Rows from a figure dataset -
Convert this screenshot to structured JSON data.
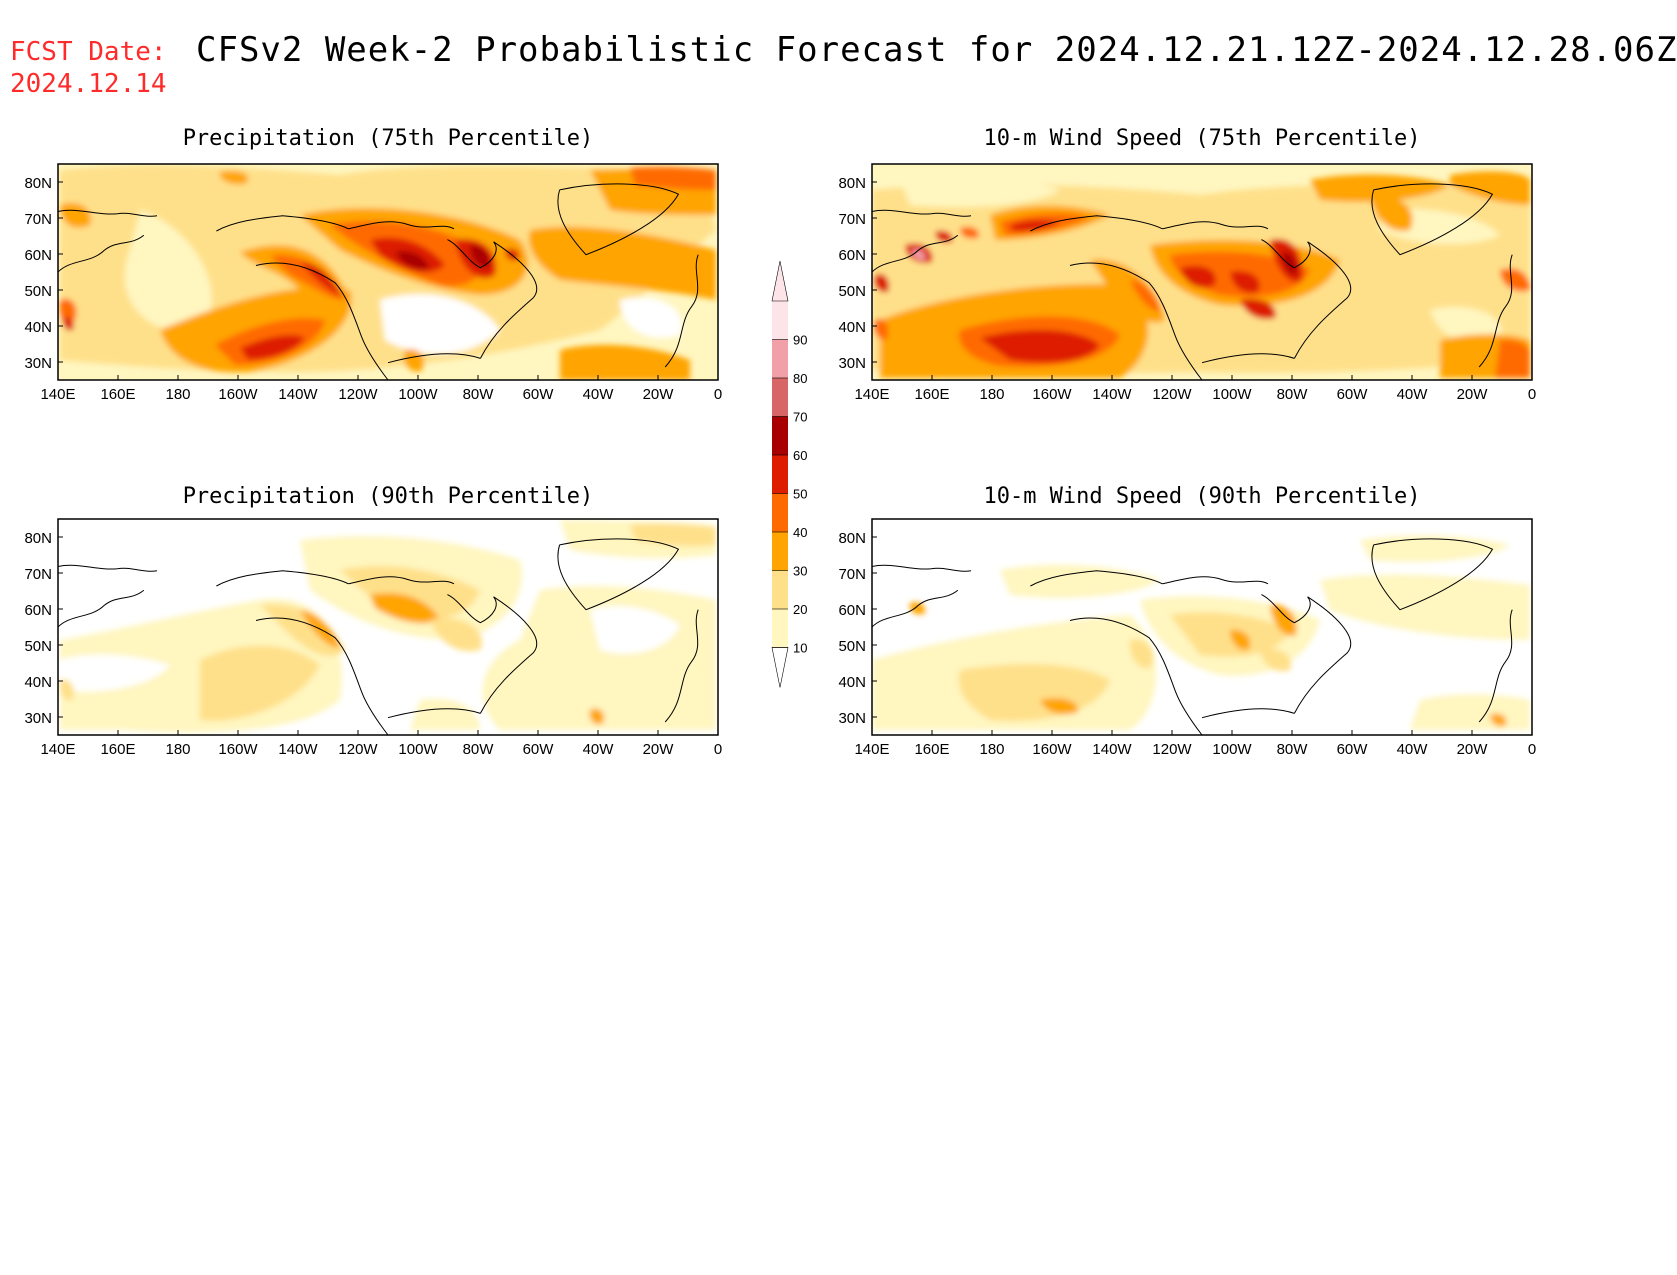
{
  "header": {
    "fcst_label": "FCST Date:",
    "fcst_date": "2024.12.14",
    "title": "CFSv2 Week-2 Probabilistic Forecast for 2024.12.21.12Z-2024.12.28.06Z",
    "fcst_color": "#ff2a2a"
  },
  "panels": [
    {
      "id": "p75",
      "title": "Precipitation (75th Percentile)"
    },
    {
      "id": "w75",
      "title": "10-m Wind Speed (75th Percentile)"
    },
    {
      "id": "p90",
      "title": "Precipitation (90th Percentile)"
    },
    {
      "id": "w90",
      "title": "10-m Wind Speed (90th Percentile)"
    }
  ],
  "axes": {
    "lon_labels": [
      "140E",
      "160E",
      "180",
      "160W",
      "140W",
      "120W",
      "100W",
      "80W",
      "60W",
      "40W",
      "20W",
      "0"
    ],
    "lat_labels": [
      "80N",
      "70N",
      "60N",
      "50N",
      "40N",
      "30N"
    ]
  },
  "colorbar": {
    "labels": [
      "10",
      "20",
      "30",
      "40",
      "50",
      "60",
      "70",
      "80",
      "90"
    ],
    "colors": [
      "#fff6c0",
      "#ffe08a",
      "#ffa400",
      "#ff6a00",
      "#dd1c00",
      "#a80000",
      "#d96666",
      "#f2a0a8",
      "#fde4e8"
    ]
  }
}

What to work on -
Omit every picture, and otherwise quote the entries exactly.

Full solution -
Convert this screenshot to structured JSON data.
{
  "header": {
    "fcst_label": "FCST Date:",
    "fcst_date": "2024.12.14",
    "title": "CFSv2 Week-2 Probabilistic Forecast for 2024.12.21.12Z-2024.12.28.06Z",
    "fcst_color": "#ff2a2a"
  },
  "panels": [
    {
      "id": "p75",
      "title": "Precipitation (75th Percentile)"
    },
    {
      "id": "w75",
      "title": "10-m Wind Speed (75th Percentile)"
    },
    {
      "id": "p90",
      "title": "Precipitation (90th Percentile)"
    },
    {
      "id": "w90",
      "title": "10-m Wind Speed (90th Percentile)"
    }
  ],
  "axes": {
    "lon_labels": [
      "140E",
      "160E",
      "180",
      "160W",
      "140W",
      "120W",
      "100W",
      "80W",
      "60W",
      "40W",
      "20W",
      "0"
    ],
    "lat_labels": [
      "80N",
      "70N",
      "60N",
      "50N",
      "40N",
      "30N"
    ]
  },
  "colorbar": {
    "labels": [
      "10",
      "20",
      "30",
      "40",
      "50",
      "60",
      "70",
      "80",
      "90"
    ],
    "colors": [
      "#fff6c0",
      "#ffe08a",
      "#ffa400",
      "#ff6a00",
      "#dd1c00",
      "#a80000",
      "#d96666",
      "#f2a0a8",
      "#fde4e8"
    ]
  }
}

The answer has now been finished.